→ Exercise brief
Retype all of the data. Every line must match exactly.

→ Entries shown
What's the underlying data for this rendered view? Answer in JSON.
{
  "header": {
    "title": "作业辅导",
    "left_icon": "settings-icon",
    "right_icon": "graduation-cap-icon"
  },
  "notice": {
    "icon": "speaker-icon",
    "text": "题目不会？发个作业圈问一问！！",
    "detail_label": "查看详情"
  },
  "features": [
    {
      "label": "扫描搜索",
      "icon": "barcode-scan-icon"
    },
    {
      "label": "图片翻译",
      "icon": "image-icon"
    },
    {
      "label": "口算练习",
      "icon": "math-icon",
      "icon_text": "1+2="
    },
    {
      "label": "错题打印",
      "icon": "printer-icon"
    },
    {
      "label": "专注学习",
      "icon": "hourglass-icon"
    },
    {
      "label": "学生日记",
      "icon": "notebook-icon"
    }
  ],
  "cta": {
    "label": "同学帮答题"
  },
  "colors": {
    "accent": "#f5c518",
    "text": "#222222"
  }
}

→ Task answer
What's the underlying data for this rendered view? Answer in JSON.
{
  "header": {
    "title": "作业辅导",
    "left_icon": "settings-icon",
    "right_icon": "graduation-cap-icon"
  },
  "notice": {
    "icon": "speaker-icon",
    "text": "题目不会？发个作业圈问一问！！",
    "detail_label": "查看详情"
  },
  "features": [
    {
      "label": "扫描搜索",
      "icon": "barcode-scan-icon"
    },
    {
      "label": "图片翻译",
      "icon": "image-icon"
    },
    {
      "label": "口算练习",
      "icon": "math-icon",
      "icon_text": "1+2="
    },
    {
      "label": "错题打印",
      "icon": "printer-icon"
    },
    {
      "label": "专注学习",
      "icon": "hourglass-icon"
    },
    {
      "label": "学生日记",
      "icon": "notebook-icon"
    }
  ],
  "cta": {
    "label": "同学帮答题"
  },
  "colors": {
    "accent": "#f5c518",
    "text": "#222222"
  }
}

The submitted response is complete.